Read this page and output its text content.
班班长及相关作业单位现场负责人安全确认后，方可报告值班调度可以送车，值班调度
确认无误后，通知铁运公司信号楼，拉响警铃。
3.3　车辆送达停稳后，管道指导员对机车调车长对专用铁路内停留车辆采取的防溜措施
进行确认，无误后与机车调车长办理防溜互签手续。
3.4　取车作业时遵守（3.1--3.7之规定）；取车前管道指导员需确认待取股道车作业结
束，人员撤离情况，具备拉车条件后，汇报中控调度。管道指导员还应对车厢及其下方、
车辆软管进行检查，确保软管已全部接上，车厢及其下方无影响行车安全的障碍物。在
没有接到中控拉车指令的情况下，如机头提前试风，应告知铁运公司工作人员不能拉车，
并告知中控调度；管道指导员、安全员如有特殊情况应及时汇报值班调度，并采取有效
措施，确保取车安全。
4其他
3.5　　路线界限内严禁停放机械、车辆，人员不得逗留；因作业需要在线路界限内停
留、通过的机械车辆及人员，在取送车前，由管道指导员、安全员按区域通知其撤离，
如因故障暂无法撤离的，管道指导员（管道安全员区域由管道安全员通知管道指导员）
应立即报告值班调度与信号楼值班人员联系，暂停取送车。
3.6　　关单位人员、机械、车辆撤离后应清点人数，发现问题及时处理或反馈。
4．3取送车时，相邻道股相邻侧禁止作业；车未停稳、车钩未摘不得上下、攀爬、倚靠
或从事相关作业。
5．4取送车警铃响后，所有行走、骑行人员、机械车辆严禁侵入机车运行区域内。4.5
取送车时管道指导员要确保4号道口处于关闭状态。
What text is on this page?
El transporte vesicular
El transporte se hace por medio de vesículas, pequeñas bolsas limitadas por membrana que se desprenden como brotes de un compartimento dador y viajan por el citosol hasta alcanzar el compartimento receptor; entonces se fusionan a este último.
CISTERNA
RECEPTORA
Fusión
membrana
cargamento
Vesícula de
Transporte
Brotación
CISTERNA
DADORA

§ YOUR GOAL: Among the records above, find each line holding the string "page" and pull it out.

§ WORKED ANSWER:
Read this page and output its text content.
What text is on this page?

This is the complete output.